→ **GOAL OF THE EXERCISE**
Among the entries, which lines carry the string "kind"? Copy each of them.

***** RECORD LIST *****

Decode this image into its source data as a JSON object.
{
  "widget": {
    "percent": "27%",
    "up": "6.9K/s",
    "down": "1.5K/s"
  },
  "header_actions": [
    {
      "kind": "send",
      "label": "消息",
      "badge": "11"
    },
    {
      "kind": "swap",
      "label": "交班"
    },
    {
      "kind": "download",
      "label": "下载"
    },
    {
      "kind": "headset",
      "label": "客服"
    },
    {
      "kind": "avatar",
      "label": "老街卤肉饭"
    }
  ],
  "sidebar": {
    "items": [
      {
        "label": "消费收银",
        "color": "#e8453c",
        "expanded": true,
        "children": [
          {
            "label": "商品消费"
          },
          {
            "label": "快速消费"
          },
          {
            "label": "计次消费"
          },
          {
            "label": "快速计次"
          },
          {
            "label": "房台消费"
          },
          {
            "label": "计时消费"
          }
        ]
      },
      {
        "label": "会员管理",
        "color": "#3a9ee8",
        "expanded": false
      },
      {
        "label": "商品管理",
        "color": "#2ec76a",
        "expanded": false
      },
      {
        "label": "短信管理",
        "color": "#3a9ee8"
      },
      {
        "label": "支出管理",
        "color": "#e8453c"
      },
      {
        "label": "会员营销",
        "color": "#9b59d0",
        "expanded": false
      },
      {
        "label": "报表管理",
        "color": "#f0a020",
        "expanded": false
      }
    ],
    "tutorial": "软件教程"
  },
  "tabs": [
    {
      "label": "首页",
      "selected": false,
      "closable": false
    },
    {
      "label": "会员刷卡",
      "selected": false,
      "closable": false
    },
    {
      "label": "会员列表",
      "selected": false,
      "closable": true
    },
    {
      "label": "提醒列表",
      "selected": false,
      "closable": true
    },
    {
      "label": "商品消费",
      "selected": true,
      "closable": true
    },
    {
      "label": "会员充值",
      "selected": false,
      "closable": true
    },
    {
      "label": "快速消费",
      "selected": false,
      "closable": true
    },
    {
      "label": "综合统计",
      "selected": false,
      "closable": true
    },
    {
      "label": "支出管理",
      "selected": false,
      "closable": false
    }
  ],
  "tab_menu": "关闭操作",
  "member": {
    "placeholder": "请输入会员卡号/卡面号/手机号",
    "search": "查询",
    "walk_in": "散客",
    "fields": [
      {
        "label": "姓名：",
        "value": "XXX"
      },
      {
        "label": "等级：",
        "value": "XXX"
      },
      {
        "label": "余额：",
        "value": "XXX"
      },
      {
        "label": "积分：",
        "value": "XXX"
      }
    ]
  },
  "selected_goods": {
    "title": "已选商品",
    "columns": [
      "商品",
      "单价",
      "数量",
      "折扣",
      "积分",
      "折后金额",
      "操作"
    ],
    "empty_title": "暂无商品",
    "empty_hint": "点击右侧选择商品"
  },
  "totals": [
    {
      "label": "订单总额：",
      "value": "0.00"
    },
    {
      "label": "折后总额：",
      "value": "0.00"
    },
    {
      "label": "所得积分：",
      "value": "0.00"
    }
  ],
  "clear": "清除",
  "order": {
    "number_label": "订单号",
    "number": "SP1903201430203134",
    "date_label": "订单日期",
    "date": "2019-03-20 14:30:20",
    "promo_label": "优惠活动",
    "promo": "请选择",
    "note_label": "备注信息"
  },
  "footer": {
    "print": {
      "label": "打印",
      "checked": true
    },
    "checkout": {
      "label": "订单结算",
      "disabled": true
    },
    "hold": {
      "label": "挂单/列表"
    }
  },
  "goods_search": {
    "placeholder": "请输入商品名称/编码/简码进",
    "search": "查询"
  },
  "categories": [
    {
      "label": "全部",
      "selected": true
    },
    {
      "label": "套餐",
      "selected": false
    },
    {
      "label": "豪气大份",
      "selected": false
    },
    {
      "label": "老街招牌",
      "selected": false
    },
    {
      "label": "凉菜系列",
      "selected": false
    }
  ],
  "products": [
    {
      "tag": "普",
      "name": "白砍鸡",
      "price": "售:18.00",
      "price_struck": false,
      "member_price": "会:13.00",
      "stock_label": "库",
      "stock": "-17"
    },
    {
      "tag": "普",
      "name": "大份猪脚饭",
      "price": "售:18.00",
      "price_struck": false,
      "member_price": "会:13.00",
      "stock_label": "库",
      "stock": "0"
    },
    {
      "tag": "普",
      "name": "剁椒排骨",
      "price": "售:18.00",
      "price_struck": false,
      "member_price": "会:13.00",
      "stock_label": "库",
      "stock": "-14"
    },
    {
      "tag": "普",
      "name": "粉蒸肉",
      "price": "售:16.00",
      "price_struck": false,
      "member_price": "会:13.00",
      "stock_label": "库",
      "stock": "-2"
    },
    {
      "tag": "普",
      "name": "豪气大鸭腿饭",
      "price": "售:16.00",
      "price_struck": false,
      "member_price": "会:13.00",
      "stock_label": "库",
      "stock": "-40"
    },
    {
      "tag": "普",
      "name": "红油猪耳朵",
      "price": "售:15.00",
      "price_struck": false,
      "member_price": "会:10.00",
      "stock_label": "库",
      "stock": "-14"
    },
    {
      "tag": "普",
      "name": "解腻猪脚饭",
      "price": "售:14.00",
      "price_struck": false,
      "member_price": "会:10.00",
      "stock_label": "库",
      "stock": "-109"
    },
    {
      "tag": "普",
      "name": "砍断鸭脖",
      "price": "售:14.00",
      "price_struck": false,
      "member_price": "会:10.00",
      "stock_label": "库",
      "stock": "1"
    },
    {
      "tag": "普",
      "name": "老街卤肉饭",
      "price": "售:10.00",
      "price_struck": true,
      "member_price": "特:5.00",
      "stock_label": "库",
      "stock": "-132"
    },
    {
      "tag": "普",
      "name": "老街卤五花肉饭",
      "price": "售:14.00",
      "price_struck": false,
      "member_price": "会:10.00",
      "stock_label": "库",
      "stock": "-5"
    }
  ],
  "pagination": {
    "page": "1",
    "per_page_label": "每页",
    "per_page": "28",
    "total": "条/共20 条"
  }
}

*****

→ **THE REPLY**
      "kind": "send",
      "kind": "swap",
      "kind": "download",
      "kind": "headset",
      "kind": "avatar",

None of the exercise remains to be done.